(Stored data)
══════════════════════════════

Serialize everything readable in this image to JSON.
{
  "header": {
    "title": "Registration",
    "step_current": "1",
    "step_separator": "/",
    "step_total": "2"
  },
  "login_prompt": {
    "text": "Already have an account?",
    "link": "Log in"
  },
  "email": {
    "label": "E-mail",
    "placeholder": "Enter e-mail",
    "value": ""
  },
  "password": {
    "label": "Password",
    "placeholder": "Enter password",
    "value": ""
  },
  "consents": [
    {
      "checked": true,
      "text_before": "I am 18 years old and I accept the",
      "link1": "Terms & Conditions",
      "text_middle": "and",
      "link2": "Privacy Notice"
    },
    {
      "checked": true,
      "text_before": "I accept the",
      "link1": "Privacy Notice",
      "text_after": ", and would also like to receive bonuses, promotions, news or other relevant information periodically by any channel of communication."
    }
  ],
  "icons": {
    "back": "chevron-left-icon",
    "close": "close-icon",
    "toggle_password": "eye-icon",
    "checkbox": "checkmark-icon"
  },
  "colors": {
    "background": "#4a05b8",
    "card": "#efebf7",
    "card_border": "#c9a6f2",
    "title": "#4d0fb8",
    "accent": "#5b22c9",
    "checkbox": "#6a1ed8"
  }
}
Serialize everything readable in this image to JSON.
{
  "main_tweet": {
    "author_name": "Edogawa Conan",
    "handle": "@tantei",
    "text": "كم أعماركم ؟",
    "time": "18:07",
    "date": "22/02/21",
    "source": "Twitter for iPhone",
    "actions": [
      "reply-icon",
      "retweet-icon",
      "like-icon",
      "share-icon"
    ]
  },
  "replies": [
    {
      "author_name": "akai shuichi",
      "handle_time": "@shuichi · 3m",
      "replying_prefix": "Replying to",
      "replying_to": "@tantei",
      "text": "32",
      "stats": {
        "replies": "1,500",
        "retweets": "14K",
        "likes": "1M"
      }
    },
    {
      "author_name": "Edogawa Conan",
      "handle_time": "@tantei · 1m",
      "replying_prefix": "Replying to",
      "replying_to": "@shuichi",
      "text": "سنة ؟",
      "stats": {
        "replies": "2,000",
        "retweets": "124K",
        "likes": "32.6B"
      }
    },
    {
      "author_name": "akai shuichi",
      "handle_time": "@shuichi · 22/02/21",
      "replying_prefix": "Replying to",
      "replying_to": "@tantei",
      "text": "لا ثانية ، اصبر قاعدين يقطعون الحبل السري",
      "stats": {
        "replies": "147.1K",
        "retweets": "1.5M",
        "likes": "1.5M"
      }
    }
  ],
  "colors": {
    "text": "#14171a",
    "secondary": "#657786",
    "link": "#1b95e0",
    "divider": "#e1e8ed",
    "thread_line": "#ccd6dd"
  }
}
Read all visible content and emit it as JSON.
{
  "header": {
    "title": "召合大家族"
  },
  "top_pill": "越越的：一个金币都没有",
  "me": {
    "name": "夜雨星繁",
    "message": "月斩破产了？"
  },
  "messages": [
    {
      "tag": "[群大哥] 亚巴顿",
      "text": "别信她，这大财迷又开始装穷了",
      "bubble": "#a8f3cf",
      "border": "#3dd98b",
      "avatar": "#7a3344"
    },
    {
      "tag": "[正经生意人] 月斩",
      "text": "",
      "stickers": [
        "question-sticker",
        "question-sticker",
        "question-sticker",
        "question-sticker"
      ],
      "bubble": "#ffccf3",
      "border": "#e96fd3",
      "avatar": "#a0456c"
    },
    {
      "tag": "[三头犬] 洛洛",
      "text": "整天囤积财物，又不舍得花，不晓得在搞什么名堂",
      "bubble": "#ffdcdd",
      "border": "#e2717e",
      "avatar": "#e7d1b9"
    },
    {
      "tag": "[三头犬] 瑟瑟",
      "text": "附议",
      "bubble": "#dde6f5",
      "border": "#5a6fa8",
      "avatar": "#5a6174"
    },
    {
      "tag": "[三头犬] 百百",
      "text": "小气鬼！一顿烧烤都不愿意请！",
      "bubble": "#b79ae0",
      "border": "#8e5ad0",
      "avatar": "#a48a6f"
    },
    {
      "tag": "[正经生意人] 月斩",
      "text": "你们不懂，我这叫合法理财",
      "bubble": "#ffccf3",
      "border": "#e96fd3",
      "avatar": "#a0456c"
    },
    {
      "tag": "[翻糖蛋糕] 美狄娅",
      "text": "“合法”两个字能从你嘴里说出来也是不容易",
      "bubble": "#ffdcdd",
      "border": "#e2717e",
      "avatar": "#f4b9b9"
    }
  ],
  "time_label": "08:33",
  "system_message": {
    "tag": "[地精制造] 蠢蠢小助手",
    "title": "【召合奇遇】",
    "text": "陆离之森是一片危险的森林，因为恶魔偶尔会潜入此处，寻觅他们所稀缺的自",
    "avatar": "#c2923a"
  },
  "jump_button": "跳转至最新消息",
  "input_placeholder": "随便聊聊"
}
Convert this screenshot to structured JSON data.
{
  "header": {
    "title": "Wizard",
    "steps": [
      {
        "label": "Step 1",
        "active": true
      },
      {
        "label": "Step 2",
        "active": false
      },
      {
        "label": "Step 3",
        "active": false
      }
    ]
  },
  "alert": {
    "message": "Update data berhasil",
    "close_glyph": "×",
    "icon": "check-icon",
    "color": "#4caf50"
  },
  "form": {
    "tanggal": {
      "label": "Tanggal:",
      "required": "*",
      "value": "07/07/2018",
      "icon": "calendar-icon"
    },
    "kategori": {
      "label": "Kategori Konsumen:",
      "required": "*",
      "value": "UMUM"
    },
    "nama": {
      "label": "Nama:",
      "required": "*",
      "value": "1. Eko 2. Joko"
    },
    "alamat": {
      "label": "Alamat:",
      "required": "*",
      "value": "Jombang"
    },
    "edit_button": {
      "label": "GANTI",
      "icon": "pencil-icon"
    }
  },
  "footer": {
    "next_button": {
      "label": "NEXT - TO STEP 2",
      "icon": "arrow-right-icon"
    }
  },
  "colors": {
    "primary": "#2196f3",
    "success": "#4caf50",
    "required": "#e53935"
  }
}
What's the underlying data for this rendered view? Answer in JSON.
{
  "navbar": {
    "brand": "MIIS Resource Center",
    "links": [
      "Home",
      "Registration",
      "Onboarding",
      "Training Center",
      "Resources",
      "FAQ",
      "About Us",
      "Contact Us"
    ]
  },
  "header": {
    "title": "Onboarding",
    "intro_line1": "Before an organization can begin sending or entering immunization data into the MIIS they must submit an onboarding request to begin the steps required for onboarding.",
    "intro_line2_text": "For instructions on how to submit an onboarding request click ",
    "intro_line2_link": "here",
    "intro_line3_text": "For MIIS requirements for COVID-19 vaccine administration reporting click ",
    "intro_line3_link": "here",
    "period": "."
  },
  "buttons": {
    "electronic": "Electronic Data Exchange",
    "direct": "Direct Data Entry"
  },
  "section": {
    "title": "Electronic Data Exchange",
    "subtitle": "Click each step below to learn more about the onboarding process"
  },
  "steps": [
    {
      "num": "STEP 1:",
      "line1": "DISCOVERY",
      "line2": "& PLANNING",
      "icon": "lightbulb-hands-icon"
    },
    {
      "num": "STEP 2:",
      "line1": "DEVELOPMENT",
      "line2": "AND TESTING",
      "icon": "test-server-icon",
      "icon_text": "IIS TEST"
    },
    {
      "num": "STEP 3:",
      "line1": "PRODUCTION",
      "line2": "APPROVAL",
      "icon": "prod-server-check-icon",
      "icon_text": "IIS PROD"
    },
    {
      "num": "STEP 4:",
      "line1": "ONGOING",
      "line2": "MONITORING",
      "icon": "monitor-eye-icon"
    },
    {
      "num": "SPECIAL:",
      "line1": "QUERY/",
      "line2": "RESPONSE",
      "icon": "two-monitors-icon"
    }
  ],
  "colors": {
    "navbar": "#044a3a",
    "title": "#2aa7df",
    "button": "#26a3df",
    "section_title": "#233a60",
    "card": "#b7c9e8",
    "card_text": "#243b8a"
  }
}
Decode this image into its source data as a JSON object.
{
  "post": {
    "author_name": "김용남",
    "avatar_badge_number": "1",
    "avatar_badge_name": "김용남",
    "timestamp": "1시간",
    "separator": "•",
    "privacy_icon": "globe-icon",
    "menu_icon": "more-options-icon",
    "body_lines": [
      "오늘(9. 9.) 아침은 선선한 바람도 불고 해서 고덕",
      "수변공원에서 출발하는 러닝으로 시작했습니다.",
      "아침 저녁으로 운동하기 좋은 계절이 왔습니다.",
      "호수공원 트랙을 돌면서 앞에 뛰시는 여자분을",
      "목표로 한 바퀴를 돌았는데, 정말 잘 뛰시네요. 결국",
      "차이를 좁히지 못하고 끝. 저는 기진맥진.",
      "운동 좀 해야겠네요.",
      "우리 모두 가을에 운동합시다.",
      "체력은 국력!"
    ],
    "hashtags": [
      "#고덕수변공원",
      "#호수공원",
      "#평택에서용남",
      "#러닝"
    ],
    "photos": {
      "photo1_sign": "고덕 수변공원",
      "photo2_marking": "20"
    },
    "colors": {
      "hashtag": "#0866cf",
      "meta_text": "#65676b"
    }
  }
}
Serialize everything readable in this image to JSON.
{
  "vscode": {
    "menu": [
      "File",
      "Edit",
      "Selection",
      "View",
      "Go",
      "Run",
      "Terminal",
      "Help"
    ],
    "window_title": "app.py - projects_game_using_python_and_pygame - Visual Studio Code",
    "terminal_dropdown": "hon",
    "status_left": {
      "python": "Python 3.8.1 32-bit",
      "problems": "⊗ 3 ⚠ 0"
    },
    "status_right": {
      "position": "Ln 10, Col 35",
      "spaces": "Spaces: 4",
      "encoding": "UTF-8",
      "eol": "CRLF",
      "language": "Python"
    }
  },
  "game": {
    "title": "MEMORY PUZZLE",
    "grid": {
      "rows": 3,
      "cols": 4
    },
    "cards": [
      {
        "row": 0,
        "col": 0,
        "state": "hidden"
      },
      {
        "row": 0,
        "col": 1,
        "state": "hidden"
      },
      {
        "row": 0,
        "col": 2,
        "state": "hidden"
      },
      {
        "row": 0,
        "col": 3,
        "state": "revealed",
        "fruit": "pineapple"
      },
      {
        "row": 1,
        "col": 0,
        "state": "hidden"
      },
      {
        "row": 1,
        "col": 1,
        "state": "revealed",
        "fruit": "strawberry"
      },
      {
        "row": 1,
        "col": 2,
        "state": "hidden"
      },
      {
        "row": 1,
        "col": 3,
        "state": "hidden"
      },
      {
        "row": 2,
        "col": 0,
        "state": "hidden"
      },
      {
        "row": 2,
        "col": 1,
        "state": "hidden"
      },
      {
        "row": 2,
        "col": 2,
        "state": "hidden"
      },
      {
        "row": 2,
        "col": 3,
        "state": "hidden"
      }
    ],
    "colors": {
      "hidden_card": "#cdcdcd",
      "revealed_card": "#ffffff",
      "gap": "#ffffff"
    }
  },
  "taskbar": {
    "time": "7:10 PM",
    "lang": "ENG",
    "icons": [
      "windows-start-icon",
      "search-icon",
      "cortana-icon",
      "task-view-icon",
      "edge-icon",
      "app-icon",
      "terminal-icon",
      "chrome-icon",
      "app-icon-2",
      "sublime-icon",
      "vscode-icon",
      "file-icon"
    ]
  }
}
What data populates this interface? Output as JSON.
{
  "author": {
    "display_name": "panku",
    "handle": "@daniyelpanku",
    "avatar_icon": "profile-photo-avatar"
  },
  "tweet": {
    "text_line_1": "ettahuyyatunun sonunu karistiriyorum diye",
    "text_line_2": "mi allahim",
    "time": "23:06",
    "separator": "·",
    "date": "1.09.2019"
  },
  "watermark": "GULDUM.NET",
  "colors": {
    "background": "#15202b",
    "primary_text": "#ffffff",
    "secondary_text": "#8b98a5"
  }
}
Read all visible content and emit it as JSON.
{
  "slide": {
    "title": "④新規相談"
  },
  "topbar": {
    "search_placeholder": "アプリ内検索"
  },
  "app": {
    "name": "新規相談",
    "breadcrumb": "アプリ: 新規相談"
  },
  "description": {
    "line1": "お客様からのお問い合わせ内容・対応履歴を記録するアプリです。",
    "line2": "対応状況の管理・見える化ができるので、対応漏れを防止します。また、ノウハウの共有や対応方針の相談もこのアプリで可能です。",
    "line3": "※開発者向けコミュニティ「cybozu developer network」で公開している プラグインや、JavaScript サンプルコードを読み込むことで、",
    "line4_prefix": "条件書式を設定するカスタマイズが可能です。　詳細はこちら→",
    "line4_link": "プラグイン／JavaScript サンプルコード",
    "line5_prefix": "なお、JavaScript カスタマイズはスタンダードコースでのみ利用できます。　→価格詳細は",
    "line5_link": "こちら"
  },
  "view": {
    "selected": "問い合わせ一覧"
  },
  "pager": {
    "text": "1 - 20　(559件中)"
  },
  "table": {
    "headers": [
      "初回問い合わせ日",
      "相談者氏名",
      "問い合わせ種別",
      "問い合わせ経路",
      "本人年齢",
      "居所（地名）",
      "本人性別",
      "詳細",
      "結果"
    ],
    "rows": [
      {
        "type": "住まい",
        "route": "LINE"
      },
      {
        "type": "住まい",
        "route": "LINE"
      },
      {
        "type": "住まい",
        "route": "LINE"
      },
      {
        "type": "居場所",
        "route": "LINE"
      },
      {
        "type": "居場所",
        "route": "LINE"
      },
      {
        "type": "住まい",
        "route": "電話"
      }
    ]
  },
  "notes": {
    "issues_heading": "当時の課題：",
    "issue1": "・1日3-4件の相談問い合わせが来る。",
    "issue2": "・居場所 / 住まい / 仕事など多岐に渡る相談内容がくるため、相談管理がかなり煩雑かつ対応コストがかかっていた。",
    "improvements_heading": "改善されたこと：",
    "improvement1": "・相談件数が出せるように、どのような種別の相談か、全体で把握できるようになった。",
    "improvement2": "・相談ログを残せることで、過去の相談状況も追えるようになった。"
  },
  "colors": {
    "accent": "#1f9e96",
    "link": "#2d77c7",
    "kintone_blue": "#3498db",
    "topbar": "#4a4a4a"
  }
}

══════════════════════════════

### [Work to complete]
Say how many lines hold the word "checkbox", giving the number and nothing else.

### [Answer to the exercise]
2